__PROBLEM DESCRIPTION__: Reproduce the material exactly, omitting nothing.

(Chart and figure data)
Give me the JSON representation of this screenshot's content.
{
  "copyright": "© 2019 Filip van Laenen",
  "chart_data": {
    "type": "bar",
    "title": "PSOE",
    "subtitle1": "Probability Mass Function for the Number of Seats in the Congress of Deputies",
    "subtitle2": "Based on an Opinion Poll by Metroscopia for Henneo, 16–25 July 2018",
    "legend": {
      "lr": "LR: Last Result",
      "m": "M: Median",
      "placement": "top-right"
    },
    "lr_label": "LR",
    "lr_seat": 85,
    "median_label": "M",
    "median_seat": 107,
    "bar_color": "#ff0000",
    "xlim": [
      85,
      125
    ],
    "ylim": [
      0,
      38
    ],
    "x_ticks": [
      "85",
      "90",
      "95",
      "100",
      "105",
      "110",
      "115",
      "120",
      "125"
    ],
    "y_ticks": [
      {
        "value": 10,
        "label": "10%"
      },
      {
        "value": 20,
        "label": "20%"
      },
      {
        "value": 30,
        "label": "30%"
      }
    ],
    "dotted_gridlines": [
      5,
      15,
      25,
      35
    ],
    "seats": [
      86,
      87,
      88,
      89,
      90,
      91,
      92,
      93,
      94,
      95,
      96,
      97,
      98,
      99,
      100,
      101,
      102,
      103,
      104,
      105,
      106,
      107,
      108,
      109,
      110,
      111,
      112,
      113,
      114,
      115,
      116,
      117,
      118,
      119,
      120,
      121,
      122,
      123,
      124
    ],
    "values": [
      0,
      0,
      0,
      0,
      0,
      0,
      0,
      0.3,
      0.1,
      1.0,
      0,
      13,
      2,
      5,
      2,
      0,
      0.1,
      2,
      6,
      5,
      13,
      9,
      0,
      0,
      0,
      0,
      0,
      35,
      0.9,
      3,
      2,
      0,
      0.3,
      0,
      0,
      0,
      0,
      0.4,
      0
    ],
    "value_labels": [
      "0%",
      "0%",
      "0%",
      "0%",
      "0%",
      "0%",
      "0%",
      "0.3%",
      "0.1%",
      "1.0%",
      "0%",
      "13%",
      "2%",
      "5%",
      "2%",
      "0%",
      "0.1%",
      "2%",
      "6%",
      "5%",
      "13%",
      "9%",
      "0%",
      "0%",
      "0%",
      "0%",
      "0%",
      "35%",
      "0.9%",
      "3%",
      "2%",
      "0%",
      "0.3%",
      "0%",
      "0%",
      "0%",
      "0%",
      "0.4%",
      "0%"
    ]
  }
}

__ANSWER TO THIS EXERCISE__:
Give me the JSON representation of this screenshot's content.
{
  "copyright": "© 2019 Filip van Laenen",
  "chart_data": {
    "type": "bar",
    "title": "PSOE",
    "subtitle1": "Probability Mass Function for the Number of Seats in the Congress of Deputies",
    "subtitle2": "Based on an Opinion Poll by Metroscopia for Henneo, 16–25 July 2018",
    "legend": {
      "lr": "LR: Last Result",
      "m": "M: Median",
      "placement": "top-right"
    },
    "lr_label": "LR",
    "lr_seat": 85,
    "median_label": "M",
    "median_seat": 107,
    "bar_color": "#ff0000",
    "xlim": [
      85,
      125
    ],
    "ylim": [
      0,
      38
    ],
    "x_ticks": [
      "85",
      "90",
      "95",
      "100",
      "105",
      "110",
      "115",
      "120",
      "125"
    ],
    "y_ticks": [
      {
        "value": 10,
        "label": "10%"
      },
      {
        "value": 20,
        "label": "20%"
      },
      {
        "value": 30,
        "label": "30%"
      }
    ],
    "dotted_gridlines": [
      5,
      15,
      25,
      35
    ],
    "seats": [
      86,
      87,
      88,
      89,
      90,
      91,
      92,
      93,
      94,
      95,
      96,
      97,
      98,
      99,
      100,
      101,
      102,
      103,
      104,
      105,
      106,
      107,
      108,
      109,
      110,
      111,
      112,
      113,
      114,
      115,
      116,
      117,
      118,
      119,
      120,
      121,
      122,
      123,
      124
    ],
    "values": [
      0,
      0,
      0,
      0,
      0,
      0,
      0,
      0.3,
      0.1,
      1.0,
      0,
      13,
      2,
      5,
      2,
      0,
      0.1,
      2,
      6,
      5,
      13,
      9,
      0,
      0,
      0,
      0,
      0,
      35,
      0.9,
      3,
      2,
      0,
      0.3,
      0,
      0,
      0,
      0,
      0.4,
      0
    ],
    "value_labels": [
      "0%",
      "0%",
      "0%",
      "0%",
      "0%",
      "0%",
      "0%",
      "0.3%",
      "0.1%",
      "1.0%",
      "0%",
      "13%",
      "2%",
      "5%",
      "2%",
      "0%",
      "0.1%",
      "2%",
      "6%",
      "5%",
      "13%",
      "9%",
      "0%",
      "0%",
      "0%",
      "0%",
      "0%",
      "35%",
      "0.9%",
      "3%",
      "2%",
      "0%",
      "0.3%",
      "0%",
      "0%",
      "0%",
      "0%",
      "0.4%",
      "0%"
    ]
  }
}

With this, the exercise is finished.